▶ WHAT YOU HAVE TO DO:
Every line that includes the word "this" is to be listed.

▶ INFORMATION SUPPLIED:
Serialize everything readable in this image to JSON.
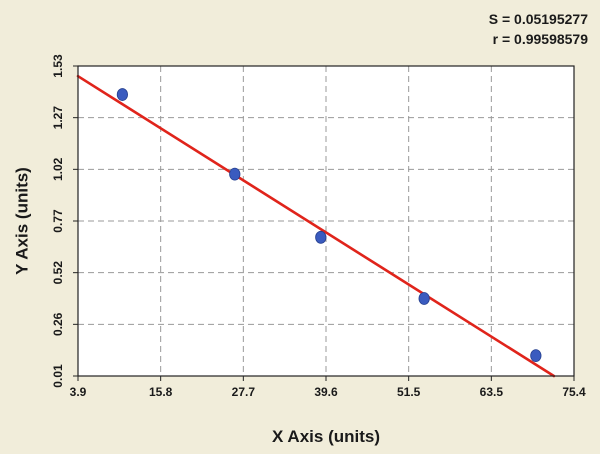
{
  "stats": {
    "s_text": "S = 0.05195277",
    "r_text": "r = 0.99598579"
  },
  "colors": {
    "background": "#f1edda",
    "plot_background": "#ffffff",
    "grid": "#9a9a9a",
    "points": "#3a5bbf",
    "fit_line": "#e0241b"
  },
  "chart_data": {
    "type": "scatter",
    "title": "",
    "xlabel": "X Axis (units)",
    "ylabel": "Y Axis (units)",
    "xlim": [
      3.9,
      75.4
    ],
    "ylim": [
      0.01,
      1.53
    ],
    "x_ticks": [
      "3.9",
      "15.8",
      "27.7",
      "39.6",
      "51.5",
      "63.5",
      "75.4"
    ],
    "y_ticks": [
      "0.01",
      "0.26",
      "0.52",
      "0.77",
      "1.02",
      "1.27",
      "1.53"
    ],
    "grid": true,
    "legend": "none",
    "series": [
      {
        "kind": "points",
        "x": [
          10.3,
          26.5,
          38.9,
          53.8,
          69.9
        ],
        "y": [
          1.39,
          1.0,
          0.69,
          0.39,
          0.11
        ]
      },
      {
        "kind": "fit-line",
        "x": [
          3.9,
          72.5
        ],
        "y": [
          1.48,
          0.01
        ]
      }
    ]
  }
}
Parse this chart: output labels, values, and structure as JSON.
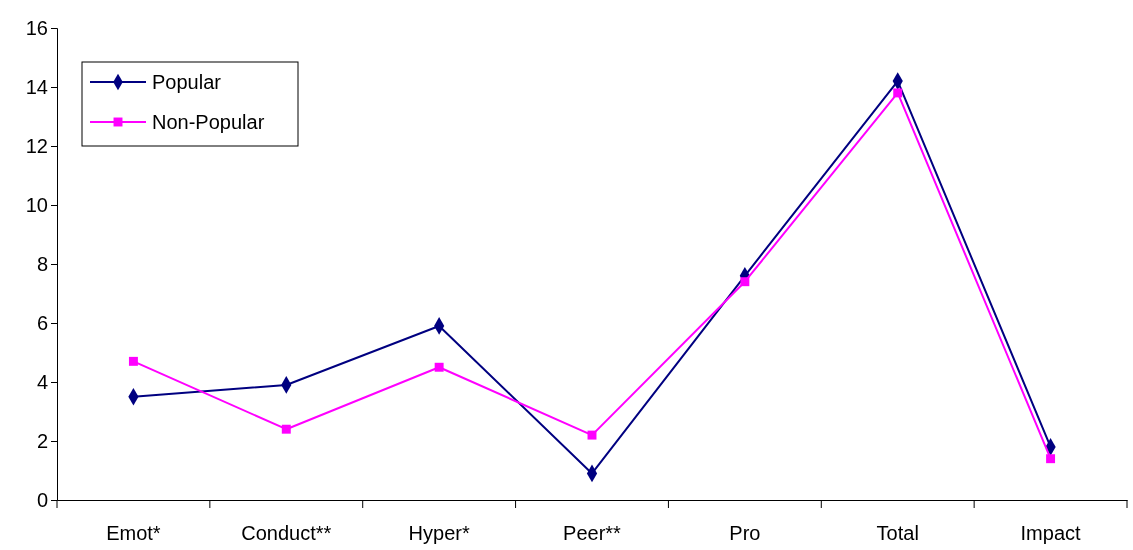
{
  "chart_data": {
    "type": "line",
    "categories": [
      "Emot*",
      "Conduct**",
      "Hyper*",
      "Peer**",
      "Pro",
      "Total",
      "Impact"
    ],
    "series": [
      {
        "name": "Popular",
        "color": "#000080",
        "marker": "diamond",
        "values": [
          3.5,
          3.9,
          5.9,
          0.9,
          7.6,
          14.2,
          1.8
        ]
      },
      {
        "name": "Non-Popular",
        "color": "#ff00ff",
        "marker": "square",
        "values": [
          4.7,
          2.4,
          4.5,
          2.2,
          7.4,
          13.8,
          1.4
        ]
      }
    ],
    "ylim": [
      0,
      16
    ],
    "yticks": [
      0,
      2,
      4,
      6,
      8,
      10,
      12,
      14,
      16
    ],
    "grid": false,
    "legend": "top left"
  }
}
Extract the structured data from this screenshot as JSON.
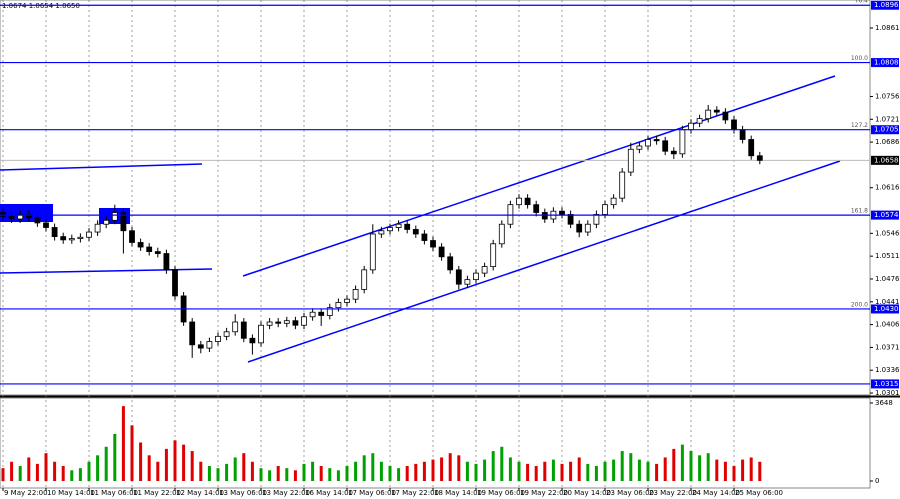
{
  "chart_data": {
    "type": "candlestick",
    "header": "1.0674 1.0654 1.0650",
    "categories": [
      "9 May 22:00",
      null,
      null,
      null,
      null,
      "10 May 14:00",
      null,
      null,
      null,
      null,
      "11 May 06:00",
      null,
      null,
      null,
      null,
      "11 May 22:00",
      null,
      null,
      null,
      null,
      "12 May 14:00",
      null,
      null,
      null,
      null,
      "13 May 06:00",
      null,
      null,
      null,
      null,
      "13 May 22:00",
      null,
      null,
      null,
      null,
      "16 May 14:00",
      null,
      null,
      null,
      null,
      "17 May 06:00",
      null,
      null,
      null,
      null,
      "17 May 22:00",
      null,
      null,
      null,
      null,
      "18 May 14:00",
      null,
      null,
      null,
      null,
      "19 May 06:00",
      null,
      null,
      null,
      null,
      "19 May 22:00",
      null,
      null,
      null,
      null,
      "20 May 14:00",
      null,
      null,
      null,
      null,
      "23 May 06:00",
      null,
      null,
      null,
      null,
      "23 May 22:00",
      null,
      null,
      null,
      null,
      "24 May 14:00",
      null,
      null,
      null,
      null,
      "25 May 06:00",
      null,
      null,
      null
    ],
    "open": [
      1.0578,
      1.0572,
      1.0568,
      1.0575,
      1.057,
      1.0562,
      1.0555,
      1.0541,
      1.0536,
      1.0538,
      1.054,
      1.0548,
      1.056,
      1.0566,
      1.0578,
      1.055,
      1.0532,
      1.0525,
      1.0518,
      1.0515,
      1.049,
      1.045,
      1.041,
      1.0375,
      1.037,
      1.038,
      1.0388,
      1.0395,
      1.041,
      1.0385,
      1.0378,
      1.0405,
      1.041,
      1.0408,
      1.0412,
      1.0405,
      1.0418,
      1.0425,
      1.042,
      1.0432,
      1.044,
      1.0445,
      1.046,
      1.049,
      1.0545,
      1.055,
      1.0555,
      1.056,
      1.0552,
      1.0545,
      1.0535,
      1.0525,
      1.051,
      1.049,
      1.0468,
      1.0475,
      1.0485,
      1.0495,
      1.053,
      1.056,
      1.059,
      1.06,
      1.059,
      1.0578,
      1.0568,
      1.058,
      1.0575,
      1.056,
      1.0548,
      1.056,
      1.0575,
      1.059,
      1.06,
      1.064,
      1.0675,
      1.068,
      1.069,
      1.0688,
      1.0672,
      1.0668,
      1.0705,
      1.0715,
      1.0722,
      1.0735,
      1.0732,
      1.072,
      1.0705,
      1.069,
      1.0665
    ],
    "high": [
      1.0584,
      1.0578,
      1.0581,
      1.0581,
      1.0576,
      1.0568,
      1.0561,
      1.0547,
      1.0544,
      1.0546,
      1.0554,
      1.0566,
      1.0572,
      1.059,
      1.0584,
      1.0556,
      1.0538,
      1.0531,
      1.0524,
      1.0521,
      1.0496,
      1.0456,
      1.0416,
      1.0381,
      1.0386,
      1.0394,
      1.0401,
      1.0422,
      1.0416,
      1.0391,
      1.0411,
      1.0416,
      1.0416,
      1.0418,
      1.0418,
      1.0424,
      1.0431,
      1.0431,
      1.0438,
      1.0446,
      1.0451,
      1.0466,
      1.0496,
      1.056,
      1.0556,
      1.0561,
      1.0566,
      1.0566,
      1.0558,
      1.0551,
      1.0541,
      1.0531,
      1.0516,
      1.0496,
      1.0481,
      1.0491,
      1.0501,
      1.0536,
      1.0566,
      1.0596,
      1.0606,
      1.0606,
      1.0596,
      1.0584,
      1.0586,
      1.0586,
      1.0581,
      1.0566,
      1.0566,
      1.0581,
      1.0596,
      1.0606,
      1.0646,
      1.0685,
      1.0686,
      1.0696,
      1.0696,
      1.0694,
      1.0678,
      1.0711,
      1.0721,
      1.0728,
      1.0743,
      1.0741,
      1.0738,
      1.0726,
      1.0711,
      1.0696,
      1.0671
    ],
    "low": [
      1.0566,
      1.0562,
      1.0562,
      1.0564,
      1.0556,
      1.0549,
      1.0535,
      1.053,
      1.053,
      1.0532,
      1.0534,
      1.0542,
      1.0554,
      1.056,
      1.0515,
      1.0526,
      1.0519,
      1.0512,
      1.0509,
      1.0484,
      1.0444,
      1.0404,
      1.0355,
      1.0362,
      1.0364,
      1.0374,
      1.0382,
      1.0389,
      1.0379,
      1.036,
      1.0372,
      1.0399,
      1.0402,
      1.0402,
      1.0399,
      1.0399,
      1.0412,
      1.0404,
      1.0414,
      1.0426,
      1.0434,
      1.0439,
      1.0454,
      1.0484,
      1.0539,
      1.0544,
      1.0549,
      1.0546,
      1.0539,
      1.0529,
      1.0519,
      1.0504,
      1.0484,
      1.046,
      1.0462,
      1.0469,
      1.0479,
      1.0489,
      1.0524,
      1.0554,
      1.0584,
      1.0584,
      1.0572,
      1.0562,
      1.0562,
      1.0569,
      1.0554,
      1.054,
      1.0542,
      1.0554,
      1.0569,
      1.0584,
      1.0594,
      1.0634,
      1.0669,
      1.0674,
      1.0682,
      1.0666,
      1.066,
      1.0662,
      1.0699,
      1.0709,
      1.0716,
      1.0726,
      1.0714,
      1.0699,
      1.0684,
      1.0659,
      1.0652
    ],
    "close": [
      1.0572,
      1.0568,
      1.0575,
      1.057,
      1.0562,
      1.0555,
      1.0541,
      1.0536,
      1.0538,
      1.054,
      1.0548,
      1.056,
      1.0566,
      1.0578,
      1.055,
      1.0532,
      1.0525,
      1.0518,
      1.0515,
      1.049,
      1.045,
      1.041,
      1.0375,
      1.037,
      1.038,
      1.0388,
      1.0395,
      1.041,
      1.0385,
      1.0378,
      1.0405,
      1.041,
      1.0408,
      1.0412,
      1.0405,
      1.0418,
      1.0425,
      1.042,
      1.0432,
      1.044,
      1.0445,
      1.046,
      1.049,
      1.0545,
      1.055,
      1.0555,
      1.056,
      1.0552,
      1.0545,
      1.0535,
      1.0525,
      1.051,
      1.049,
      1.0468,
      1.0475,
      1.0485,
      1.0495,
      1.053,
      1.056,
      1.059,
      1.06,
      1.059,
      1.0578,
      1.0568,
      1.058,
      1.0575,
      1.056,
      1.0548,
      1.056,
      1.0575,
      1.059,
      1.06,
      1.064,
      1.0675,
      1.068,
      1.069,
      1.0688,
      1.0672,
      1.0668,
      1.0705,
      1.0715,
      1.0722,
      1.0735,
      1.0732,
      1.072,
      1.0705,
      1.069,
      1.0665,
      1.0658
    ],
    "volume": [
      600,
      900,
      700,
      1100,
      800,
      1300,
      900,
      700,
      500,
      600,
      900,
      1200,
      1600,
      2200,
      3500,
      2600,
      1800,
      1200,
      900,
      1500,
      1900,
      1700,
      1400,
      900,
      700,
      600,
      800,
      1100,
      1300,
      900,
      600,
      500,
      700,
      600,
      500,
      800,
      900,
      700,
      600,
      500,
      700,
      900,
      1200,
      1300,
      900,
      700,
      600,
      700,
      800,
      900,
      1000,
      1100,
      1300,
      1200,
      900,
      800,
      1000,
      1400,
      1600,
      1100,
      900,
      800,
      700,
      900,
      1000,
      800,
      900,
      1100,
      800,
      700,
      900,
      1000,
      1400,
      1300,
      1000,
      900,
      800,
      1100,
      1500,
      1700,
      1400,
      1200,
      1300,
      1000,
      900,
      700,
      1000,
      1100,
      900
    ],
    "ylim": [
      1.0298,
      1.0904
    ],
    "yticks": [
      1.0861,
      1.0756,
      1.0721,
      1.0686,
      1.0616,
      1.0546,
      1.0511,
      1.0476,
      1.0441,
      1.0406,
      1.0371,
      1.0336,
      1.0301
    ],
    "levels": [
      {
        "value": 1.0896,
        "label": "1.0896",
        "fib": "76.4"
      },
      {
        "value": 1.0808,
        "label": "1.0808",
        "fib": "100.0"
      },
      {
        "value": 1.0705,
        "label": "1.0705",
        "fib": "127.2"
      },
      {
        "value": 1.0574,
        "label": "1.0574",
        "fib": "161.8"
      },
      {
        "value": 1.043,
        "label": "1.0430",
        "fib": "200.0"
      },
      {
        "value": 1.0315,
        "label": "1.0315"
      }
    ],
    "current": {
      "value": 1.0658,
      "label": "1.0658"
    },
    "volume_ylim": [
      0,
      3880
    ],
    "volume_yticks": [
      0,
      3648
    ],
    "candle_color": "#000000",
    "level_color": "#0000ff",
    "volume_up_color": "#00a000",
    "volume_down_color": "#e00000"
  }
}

▶ OUTPUT OF THE EXERCISE:
Serialize everything readable in this image to JSON.
Parse this chart: output labels, values, and structure as JSON.
Extract the structured data from this screenshot as JSON.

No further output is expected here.